TASK - Print every line of the records below word for word, with nothing changed.

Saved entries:
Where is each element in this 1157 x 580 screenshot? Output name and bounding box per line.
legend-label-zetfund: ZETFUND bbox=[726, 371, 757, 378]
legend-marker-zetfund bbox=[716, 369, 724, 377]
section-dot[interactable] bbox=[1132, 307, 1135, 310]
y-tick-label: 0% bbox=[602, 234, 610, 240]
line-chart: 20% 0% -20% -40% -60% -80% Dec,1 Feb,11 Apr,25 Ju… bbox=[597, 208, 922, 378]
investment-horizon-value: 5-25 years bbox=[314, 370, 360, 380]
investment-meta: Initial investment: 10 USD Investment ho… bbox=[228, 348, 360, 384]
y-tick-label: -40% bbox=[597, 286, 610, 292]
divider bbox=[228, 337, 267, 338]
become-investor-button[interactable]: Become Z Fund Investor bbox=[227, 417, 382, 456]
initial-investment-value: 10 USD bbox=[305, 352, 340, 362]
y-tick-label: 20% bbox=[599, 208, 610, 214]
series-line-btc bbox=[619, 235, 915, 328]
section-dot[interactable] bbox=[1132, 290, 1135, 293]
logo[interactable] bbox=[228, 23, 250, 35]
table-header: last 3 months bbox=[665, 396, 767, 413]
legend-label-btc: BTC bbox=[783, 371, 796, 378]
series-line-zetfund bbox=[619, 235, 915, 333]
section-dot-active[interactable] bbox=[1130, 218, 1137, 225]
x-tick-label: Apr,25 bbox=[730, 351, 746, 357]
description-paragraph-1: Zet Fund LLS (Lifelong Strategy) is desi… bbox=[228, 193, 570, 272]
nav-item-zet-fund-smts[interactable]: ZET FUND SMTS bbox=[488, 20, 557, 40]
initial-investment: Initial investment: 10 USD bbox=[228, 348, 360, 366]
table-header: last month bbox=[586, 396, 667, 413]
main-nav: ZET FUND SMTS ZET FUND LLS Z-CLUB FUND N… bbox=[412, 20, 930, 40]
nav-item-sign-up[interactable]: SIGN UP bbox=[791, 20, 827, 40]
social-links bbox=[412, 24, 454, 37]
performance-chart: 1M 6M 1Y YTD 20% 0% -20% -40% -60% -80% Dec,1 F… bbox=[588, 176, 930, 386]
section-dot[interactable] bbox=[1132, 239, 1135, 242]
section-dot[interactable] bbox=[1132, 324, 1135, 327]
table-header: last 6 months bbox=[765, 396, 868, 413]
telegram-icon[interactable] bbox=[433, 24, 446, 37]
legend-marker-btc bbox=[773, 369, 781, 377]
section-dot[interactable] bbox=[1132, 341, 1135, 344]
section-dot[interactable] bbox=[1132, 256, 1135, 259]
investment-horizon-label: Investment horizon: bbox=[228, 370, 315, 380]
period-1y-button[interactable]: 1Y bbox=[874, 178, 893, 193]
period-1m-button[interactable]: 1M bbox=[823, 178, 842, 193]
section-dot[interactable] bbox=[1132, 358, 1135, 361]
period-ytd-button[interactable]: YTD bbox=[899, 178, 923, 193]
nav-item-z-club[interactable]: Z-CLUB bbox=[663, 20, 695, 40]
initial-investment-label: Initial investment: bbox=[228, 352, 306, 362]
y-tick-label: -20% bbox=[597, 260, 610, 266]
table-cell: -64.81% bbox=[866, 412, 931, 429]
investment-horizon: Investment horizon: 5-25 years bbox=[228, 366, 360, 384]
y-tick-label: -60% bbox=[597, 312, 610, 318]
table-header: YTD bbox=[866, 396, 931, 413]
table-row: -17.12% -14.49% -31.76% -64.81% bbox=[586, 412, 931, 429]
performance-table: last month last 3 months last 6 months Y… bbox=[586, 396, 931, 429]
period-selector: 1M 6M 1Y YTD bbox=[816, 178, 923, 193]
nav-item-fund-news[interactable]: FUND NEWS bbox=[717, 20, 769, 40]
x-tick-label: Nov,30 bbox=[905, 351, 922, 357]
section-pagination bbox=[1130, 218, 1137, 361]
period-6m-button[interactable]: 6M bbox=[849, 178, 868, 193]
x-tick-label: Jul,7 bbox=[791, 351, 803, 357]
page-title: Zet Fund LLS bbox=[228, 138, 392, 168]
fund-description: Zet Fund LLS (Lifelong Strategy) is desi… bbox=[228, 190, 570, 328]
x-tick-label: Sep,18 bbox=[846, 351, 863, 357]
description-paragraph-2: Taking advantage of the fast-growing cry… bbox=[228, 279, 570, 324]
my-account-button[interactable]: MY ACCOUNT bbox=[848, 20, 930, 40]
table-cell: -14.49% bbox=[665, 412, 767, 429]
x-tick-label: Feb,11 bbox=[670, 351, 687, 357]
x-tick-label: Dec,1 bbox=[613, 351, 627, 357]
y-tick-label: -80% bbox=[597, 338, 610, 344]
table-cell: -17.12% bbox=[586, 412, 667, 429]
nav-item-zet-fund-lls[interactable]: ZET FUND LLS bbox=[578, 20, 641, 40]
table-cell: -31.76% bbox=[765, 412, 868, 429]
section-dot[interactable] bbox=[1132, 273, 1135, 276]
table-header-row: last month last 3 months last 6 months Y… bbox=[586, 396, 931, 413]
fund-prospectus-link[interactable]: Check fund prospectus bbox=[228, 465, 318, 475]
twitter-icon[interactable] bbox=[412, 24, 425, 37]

TASK ANSWER -
Where is each element in this 1157 x 580 screenshot? Output name and bounding box per line.
legend-label-zetfund: ZETFUND bbox=[726, 371, 757, 378]
legend-marker-zetfund bbox=[716, 369, 724, 377]
section-dot[interactable] bbox=[1132, 307, 1135, 310]
y-tick-label: 0% bbox=[602, 234, 610, 240]
line-chart: 20% 0% -20% -40% -60% -80% Dec,1 Feb,11 Apr,25 Ju… bbox=[597, 208, 922, 378]
investment-horizon-value: 5-25 years bbox=[314, 370, 360, 380]
investment-meta: Initial investment: 10 USD Investment ho… bbox=[228, 348, 360, 384]
y-tick-label: -40% bbox=[597, 286, 610, 292]
divider bbox=[228, 337, 267, 338]
become-investor-button[interactable]: Become Z Fund Investor bbox=[227, 417, 382, 456]
initial-investment-value: 10 USD bbox=[305, 352, 340, 362]
y-tick-label: 20% bbox=[599, 208, 610, 214]
series-line-btc bbox=[619, 235, 915, 328]
section-dot[interactable] bbox=[1132, 290, 1135, 293]
logo[interactable] bbox=[228, 23, 250, 35]
table-header: last 3 months bbox=[665, 396, 767, 413]
legend-label-btc: BTC bbox=[783, 371, 796, 378]
series-line-zetfund bbox=[619, 235, 915, 333]
section-dot-active[interactable] bbox=[1130, 218, 1137, 225]
x-tick-label: Apr,25 bbox=[730, 351, 746, 357]
description-paragraph-1: Zet Fund LLS (Lifelong Strategy) is desi… bbox=[228, 193, 570, 272]
nav-item-zet-fund-smts[interactable]: ZET FUND SMTS bbox=[488, 20, 557, 40]
initial-investment: Initial investment: 10 USD bbox=[228, 348, 360, 366]
table-header: last month bbox=[586, 396, 667, 413]
main-nav: ZET FUND SMTS ZET FUND LLS Z-CLUB FUND N… bbox=[412, 20, 930, 40]
nav-item-sign-up[interactable]: SIGN UP bbox=[791, 20, 827, 40]
social-links bbox=[412, 24, 454, 37]
performance-chart: 1M 6M 1Y YTD 20% 0% -20% -40% -60% -80% Dec,1 F… bbox=[588, 176, 930, 386]
section-dot[interactable] bbox=[1132, 239, 1135, 242]
section-dot[interactable] bbox=[1132, 324, 1135, 327]
table-header: last 6 months bbox=[765, 396, 868, 413]
telegram-icon[interactable] bbox=[433, 24, 446, 37]
legend-marker-btc bbox=[773, 369, 781, 377]
section-dot[interactable] bbox=[1132, 341, 1135, 344]
section-dot[interactable] bbox=[1132, 256, 1135, 259]
investment-horizon-label: Investment horizon: bbox=[228, 370, 315, 380]
period-1y-button[interactable]: 1Y bbox=[874, 178, 893, 193]
period-1m-button[interactable]: 1M bbox=[823, 178, 842, 193]
section-dot[interactable] bbox=[1132, 358, 1135, 361]
period-ytd-button[interactable]: YTD bbox=[899, 178, 923, 193]
nav-item-z-club[interactable]: Z-CLUB bbox=[663, 20, 695, 40]
initial-investment-label: Initial investment: bbox=[228, 352, 306, 362]
y-tick-label: -20% bbox=[597, 260, 610, 266]
table-cell: -64.81% bbox=[866, 412, 931, 429]
investment-horizon: Investment horizon: 5-25 years bbox=[228, 366, 360, 384]
y-tick-label: -60% bbox=[597, 312, 610, 318]
table-header: YTD bbox=[866, 396, 931, 413]
table-row: -17.12% -14.49% -31.76% -64.81% bbox=[586, 412, 931, 429]
performance-table: last month last 3 months last 6 months Y… bbox=[586, 396, 931, 429]
period-selector: 1M 6M 1Y YTD bbox=[816, 178, 923, 193]
nav-item-fund-news[interactable]: FUND NEWS bbox=[717, 20, 769, 40]
x-tick-label: Nov,30 bbox=[905, 351, 922, 357]
section-pagination bbox=[1130, 218, 1137, 361]
period-6m-button[interactable]: 6M bbox=[849, 178, 868, 193]
x-tick-label: Jul,7 bbox=[791, 351, 803, 357]
page-title: Zet Fund LLS bbox=[228, 138, 392, 168]
fund-description: Zet Fund LLS (Lifelong Strategy) is desi… bbox=[228, 190, 570, 328]
x-tick-label: Sep,18 bbox=[846, 351, 863, 357]
description-paragraph-2: Taking advantage of the fast-growing cry… bbox=[228, 279, 570, 324]
my-account-button[interactable]: MY ACCOUNT bbox=[848, 20, 930, 40]
table-cell: -14.49% bbox=[665, 412, 767, 429]
x-tick-label: Feb,11 bbox=[670, 351, 687, 357]
x-tick-label: Dec,1 bbox=[613, 351, 627, 357]
y-tick-label: -80% bbox=[597, 338, 610, 344]
table-cell: -17.12% bbox=[586, 412, 667, 429]
nav-item-zet-fund-lls[interactable]: ZET FUND LLS bbox=[578, 20, 641, 40]
table-cell: -31.76% bbox=[765, 412, 868, 429]
section-dot[interactable] bbox=[1132, 273, 1135, 276]
table-header-row: last month last 3 months last 6 months Y… bbox=[586, 396, 931, 413]
fund-prospectus-link[interactable]: Check fund prospectus bbox=[228, 465, 318, 475]
twitter-icon[interactable] bbox=[412, 24, 425, 37]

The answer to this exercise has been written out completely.